Data entries

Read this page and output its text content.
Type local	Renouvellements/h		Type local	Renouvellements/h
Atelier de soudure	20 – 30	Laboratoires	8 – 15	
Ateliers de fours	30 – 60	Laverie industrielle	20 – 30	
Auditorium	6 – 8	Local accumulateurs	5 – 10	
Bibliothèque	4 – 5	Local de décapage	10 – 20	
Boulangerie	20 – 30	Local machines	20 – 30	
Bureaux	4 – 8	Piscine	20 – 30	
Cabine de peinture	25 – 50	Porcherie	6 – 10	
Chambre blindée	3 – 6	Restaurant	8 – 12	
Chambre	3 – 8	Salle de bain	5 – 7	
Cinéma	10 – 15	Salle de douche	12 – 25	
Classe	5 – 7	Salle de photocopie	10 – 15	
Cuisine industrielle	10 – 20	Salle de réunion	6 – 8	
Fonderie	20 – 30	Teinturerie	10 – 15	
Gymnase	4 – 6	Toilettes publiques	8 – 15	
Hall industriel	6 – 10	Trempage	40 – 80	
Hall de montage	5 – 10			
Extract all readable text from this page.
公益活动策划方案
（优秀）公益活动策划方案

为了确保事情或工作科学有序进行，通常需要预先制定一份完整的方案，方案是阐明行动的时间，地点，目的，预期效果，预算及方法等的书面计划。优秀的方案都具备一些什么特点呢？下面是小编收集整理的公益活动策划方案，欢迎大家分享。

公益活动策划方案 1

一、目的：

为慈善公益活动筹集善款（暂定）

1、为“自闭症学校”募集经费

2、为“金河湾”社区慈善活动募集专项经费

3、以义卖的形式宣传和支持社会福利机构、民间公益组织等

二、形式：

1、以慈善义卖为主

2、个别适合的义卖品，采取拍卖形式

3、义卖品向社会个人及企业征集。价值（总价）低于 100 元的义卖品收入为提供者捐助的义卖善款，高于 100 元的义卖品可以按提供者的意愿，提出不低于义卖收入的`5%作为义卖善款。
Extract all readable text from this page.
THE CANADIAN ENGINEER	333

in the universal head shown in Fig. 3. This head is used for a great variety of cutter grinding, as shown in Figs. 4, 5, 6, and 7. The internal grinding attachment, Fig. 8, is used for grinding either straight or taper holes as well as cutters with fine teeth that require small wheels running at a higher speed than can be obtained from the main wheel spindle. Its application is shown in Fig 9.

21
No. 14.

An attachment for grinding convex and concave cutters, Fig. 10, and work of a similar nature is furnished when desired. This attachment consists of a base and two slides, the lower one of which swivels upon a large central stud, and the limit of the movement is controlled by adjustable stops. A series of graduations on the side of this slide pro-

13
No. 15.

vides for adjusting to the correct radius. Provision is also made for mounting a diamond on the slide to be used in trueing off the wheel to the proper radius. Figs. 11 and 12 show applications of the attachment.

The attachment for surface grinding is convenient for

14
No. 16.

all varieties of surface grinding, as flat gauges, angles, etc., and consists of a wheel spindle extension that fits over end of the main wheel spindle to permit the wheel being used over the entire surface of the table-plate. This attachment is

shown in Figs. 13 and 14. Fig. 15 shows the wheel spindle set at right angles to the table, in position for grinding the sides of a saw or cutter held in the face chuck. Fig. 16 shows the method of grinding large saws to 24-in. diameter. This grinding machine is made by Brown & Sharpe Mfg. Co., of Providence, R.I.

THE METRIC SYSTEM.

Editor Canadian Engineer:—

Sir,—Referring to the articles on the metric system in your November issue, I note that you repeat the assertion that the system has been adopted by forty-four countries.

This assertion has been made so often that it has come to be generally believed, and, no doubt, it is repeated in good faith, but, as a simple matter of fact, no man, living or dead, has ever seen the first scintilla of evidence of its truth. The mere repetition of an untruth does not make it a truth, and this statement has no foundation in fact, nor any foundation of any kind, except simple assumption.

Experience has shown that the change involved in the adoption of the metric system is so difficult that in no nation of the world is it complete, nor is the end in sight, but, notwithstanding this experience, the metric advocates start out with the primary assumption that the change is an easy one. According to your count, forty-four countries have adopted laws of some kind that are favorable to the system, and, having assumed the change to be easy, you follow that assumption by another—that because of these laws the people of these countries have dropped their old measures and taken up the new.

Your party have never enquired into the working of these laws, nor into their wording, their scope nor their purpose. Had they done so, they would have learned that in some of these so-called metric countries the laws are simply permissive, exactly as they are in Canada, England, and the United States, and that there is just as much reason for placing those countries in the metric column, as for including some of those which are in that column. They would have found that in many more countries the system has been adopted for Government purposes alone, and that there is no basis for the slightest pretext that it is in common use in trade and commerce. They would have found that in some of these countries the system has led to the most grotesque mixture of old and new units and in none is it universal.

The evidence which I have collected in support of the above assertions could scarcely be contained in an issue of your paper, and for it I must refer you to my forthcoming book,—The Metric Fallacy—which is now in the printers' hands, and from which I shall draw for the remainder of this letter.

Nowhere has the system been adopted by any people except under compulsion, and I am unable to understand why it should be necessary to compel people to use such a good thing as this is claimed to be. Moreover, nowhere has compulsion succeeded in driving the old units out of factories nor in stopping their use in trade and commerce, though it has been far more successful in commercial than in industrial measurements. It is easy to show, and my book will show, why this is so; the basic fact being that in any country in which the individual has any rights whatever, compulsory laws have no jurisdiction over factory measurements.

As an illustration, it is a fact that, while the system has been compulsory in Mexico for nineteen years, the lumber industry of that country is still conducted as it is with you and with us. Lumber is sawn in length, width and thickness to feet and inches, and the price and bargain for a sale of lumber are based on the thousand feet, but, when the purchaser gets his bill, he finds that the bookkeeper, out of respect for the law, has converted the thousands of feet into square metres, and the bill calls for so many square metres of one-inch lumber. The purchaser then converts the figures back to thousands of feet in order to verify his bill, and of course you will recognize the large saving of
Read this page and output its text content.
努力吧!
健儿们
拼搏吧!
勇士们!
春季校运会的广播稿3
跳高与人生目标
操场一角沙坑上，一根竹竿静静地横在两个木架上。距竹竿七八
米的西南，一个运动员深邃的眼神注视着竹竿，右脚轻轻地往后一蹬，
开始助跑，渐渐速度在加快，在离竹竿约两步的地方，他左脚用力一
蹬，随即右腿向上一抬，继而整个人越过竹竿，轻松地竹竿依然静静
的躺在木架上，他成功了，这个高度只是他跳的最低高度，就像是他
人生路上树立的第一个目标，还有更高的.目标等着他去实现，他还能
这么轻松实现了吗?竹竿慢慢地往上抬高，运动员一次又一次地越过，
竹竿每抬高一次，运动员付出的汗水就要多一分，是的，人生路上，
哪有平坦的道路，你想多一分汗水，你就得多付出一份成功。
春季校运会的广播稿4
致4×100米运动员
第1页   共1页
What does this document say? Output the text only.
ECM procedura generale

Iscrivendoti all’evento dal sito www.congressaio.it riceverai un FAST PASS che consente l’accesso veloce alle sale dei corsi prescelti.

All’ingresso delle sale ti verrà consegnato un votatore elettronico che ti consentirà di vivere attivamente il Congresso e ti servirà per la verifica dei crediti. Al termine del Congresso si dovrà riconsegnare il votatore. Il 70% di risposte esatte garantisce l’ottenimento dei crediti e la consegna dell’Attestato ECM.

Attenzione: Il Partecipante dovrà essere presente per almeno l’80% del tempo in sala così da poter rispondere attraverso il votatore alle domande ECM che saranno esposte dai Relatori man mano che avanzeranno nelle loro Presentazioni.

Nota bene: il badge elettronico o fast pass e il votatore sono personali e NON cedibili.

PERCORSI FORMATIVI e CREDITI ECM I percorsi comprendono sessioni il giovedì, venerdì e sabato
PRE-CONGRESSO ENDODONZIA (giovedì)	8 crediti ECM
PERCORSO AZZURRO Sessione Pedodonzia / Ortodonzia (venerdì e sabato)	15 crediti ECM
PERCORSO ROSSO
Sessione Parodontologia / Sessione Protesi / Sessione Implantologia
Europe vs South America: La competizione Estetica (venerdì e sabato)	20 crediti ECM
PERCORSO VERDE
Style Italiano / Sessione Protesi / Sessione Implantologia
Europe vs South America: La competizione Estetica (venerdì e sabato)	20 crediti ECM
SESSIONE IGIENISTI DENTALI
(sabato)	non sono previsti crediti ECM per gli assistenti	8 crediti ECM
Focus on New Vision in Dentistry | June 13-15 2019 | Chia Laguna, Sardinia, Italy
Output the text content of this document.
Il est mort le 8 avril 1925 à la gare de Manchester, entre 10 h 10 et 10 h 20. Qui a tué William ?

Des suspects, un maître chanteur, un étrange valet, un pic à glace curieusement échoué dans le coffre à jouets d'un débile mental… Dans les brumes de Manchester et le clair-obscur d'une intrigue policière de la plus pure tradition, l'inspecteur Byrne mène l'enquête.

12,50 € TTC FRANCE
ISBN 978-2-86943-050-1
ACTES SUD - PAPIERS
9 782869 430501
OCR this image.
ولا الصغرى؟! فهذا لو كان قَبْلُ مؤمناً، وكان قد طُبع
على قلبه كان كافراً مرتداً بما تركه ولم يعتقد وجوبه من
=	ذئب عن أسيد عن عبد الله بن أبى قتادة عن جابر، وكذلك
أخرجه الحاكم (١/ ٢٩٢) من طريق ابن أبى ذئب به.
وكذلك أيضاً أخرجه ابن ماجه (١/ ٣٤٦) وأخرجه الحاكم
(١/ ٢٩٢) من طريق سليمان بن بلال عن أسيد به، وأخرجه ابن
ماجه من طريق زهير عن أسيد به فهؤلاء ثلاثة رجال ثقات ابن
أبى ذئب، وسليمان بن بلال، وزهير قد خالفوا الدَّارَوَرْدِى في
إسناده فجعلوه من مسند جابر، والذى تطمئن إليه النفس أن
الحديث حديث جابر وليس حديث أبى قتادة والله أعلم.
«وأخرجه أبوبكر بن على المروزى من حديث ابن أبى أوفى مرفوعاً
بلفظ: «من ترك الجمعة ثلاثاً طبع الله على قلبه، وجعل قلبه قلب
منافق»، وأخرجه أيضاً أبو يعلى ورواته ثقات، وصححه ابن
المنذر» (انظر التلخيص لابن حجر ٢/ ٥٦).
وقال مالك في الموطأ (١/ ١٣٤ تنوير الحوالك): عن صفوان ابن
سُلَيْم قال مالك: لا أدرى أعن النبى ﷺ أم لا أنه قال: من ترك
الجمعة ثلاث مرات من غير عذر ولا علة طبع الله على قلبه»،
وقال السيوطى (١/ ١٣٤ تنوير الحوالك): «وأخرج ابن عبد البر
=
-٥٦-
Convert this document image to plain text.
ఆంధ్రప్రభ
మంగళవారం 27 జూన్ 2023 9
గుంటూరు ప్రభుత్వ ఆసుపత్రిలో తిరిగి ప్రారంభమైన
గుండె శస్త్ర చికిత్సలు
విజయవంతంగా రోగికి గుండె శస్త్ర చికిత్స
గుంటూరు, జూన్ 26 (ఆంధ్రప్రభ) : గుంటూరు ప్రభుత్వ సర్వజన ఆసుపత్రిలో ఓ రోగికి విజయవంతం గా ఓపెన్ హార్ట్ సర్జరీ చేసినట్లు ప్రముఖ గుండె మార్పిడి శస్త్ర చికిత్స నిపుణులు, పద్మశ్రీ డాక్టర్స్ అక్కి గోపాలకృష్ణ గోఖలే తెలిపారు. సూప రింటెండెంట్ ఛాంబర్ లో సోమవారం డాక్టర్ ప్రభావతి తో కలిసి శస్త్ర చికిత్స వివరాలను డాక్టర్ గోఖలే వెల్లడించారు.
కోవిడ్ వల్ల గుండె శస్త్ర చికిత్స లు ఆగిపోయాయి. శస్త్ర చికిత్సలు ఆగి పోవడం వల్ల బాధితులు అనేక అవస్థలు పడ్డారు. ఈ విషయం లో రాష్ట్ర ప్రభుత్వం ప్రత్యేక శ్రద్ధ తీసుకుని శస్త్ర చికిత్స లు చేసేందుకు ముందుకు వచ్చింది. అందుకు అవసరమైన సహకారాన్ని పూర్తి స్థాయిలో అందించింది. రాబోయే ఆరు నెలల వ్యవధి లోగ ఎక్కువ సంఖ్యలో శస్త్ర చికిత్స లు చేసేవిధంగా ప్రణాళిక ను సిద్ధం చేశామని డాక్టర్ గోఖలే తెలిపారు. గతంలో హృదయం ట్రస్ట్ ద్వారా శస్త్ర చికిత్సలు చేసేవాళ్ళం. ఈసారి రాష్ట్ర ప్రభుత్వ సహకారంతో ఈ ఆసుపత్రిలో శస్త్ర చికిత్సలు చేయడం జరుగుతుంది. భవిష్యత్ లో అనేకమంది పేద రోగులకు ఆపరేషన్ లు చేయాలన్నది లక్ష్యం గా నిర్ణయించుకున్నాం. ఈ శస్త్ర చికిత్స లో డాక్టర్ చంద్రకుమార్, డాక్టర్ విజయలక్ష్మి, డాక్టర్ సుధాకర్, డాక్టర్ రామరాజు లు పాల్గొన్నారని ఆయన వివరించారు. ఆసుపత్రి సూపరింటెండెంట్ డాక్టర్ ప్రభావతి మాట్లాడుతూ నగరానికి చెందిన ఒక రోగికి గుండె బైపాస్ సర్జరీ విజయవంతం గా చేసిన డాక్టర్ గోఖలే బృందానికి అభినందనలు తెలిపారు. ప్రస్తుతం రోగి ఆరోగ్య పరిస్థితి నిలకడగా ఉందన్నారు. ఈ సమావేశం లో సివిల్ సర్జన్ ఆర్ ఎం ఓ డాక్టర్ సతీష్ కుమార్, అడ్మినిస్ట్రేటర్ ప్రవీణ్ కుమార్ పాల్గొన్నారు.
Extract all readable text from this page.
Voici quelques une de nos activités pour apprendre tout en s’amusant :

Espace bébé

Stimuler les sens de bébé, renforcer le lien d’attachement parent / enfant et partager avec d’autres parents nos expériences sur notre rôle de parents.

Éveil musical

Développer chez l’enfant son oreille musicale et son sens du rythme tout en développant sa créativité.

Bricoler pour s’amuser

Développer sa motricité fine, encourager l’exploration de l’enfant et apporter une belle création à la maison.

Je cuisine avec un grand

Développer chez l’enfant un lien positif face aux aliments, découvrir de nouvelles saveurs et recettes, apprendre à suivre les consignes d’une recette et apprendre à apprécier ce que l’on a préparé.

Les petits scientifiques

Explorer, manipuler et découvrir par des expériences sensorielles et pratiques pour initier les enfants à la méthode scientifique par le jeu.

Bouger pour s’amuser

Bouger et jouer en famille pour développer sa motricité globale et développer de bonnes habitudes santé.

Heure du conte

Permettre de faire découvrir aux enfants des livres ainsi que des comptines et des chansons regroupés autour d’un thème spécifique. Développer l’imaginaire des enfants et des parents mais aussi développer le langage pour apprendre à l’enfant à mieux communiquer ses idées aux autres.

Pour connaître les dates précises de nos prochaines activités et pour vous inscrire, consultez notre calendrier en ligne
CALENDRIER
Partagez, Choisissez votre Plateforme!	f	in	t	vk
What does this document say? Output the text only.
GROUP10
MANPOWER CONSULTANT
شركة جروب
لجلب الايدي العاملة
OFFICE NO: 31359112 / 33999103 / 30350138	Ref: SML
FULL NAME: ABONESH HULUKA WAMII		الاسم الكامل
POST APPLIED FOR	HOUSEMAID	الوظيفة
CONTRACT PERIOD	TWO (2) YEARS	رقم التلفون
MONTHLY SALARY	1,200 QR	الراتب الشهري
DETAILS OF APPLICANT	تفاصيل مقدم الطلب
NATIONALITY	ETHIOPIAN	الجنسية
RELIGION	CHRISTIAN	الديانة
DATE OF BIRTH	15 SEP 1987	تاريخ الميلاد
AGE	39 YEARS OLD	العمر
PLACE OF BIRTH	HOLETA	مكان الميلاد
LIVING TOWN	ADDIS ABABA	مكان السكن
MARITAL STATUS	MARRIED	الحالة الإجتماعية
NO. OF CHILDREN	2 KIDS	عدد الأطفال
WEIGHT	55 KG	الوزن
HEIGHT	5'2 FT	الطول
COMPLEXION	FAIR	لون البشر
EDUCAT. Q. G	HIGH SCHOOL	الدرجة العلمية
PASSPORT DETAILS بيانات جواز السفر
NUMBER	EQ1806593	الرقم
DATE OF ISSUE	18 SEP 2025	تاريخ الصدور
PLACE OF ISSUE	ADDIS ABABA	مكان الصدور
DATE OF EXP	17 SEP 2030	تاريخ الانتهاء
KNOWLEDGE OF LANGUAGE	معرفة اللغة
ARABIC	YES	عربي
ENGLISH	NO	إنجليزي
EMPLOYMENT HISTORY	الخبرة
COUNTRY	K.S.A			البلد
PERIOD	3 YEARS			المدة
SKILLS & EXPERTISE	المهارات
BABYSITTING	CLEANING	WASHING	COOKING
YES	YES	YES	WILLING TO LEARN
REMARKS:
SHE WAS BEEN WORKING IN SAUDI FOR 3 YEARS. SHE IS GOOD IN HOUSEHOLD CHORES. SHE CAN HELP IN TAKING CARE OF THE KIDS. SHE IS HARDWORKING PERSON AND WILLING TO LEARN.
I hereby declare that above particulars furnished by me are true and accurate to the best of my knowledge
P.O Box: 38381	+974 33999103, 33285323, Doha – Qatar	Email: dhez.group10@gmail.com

_Exercise prompt_
Extract all lines that hold the word "avec".

_Exercise answer_
Stimuler les sens de bébé, renforcer le lien d’attachement parent / enfant et partager avec d’autres parents nos expériences sur notre rôle de parents.
Je cuisine avec un grand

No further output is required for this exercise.